Segment Start: TEXT PASSAGE
The configuration for pam_exec in this context might look like this:

Figure 4: An example of pam_exec is used.

Adding this line to /etc/pam.d/passwd will configure the system to use the pam_exec.so module to execute the script mail_notification.sh with the real user ID of the calling process (as specified by the seteuid option) after every local password change:

Figure 5: pam_exec usage scenario.

Leave no trace: pam_exec and SSH

As previously explained, PAM is a framework that allows each application to connect and access its various modules.

Consider a scenario where OpenSSH—a powerful suite of tools for remotely controlling networked computers and transferring data between them—is configured to use PAM.

The OpenSSH server daemon, sshd, continuously listens for connection requests from external hosts. When a request is received, sshd establishes the appropriate connection based on the client tool that is connecting.

What if a threat actor modified the PAM configuration related to SSH authentication to invoke pam_exec and execute a malicious payload?

In this case, the sshd PAM module would be altered to include a new line that executes a script named tn.sh via pam_exec during SSH authentication attempts.

Figure 6: Screenshot of the sshd pam module after the alteration.

This new line, declared as optional, does not affect the authentication process chain, as previously explained, and will only be executed if the authentication attempt fails.

The executed script is configured as follows:

Figure 7: Script source code.

First, the script transfers the date, username, and environment data to the remote server with IP address 10.0.0.142, redirecting the output through a pipe to the tool netcat (also known as nc) on port 1234.

Figure 8: Examining lines 1 and 2 of the script source code (Figure 7).

Next, it sends data related to the environment variables `PAM_RHOST`, `PAM_SERVICE`, and `PAM_USER` to the remote server at IP address 10.0.0.142, redirecting the output through a pipe to the tool `netcat` on port 1234.

Figure 9: Examining lines 3 and 4 of the script source code (Figure 7).

Finally, it sends the same data as before, but this time using the `PAM_USER` variable to define the remote server, making the use of environment variables more flexible.

Figure 10: Examining line 5 of the script source code (Figure 7).

When an external host attempts to connect via SSH, the script is automatically executed, and data is transferred to the remote host specified by the aforementioned variable, even if the login attempt fails.

Figure 11: How SSH and PAM can be used to eliminate any traces of data exfiltration within system logs.

Figure 12: Screenshot of data transfer.

This technique ensures that no traces of data exfiltration appear in system logs, which will only show a failed login attempt. Consequently, it also makes forensic investigations more difficult.

Figure 13: Screenshot of SSH logs.

Conclusion

Linux is one of the most secure operating systems in use today, running on millions of hosts and offering reliability in various aspects. However, its features can also be exploited by threat actors to operate stealthily and conceal malicious activities. Therefore, it is crucial to harden each Linux-based server and workstation and conduct thorough security assessments to ensure the highest level of security.
Segment End: TEXT PASSAGE
Segment Start: RAW DATA
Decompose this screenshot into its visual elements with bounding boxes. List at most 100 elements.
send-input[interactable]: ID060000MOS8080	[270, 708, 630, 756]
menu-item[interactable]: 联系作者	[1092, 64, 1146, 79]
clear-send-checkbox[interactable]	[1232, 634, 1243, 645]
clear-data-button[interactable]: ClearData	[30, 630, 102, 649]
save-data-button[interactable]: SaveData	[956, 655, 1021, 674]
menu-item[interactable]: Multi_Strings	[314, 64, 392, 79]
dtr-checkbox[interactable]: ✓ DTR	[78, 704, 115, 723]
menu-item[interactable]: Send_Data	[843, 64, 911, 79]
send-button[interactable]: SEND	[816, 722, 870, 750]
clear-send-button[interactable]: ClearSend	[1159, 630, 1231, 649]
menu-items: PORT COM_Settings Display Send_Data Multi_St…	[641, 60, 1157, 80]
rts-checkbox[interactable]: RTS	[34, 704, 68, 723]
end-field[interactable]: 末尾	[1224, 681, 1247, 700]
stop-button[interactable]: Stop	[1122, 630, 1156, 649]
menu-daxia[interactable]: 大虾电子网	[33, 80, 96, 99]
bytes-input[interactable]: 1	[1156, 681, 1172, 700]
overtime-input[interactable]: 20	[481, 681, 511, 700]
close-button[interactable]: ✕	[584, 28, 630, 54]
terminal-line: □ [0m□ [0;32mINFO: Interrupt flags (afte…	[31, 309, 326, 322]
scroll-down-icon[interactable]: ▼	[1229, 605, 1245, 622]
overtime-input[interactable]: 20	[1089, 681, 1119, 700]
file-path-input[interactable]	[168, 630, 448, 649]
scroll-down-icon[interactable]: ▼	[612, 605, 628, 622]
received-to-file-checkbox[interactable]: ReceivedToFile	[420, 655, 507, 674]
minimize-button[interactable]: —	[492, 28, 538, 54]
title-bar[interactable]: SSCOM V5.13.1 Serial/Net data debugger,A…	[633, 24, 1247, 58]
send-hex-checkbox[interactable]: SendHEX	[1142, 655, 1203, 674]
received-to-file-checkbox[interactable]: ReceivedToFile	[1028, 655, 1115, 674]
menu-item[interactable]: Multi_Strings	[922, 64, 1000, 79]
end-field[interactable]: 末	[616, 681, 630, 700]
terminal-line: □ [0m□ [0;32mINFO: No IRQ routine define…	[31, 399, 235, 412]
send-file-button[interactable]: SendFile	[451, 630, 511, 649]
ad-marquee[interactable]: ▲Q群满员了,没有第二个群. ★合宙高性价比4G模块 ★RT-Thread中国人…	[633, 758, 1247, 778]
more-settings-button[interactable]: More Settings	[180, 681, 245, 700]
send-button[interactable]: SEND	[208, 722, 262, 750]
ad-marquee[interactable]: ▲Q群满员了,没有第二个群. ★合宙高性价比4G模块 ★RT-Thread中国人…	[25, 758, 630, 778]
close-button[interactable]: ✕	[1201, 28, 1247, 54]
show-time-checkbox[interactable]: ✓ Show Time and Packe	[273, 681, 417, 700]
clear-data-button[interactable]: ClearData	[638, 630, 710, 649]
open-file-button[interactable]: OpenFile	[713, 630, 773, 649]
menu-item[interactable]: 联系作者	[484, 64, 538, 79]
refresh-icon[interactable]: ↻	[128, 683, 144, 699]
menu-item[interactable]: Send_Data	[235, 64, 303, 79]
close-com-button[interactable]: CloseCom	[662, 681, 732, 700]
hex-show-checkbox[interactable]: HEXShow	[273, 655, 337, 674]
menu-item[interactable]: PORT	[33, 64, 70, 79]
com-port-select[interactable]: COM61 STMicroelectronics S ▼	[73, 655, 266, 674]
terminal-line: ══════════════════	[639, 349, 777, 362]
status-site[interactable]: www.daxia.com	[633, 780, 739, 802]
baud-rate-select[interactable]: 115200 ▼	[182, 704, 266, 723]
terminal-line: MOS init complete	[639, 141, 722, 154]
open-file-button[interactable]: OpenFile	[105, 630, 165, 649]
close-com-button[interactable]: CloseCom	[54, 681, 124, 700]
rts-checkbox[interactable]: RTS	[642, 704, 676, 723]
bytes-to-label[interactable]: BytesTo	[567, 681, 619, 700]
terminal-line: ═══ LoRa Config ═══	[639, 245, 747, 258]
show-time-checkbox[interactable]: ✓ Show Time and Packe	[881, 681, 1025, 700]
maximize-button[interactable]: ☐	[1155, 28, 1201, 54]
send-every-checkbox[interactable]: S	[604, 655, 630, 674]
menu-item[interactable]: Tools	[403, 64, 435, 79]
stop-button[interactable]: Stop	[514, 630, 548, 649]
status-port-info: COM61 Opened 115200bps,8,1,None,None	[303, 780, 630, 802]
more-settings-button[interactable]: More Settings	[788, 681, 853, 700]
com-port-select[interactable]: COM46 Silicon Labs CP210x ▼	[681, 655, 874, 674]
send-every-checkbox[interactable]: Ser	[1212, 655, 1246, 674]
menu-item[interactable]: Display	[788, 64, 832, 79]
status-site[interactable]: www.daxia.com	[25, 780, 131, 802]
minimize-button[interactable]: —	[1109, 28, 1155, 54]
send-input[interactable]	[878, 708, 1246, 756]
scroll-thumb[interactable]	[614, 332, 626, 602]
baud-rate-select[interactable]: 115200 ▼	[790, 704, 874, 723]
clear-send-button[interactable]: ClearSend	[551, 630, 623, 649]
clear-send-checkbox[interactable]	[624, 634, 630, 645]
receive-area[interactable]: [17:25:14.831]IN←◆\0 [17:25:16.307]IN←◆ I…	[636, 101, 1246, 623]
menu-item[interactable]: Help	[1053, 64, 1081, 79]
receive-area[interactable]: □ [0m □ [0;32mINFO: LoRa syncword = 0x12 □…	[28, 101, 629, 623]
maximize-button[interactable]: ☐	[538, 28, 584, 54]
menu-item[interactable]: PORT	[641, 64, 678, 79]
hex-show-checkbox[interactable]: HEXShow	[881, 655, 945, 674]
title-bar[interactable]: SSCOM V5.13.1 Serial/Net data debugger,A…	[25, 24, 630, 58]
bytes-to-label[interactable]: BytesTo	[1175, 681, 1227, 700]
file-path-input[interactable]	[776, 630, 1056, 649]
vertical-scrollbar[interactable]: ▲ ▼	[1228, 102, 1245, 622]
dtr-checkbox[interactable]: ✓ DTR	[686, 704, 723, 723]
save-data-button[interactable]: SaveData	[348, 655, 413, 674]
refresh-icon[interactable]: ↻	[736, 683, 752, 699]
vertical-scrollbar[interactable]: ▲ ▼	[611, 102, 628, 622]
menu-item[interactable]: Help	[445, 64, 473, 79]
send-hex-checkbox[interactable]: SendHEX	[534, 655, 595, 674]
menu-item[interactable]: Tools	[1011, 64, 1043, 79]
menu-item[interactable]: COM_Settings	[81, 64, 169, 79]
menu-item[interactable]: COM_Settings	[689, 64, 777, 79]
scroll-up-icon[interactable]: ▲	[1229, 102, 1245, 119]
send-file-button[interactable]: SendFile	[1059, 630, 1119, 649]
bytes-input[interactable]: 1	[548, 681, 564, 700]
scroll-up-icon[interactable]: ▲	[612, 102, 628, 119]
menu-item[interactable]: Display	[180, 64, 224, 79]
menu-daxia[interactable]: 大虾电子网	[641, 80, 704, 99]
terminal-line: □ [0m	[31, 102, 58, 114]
Segment End: RAW DATA
- [TRY IT]
Answer these questions from the text on pam_exec:
(a) Which file gets the line that runs mail_notification.sh after every local password change?
(b) To which IP address and port does tn.sh first send the date, username, and environment data?
(c) What do the system logs show when this technique is used?

- [RESPONSE TO THE EXERCISE]
(a) /etc/pam.d/passwd
(b) IP address 10.0.0.142, port 1234
(c) Only a failed login attempt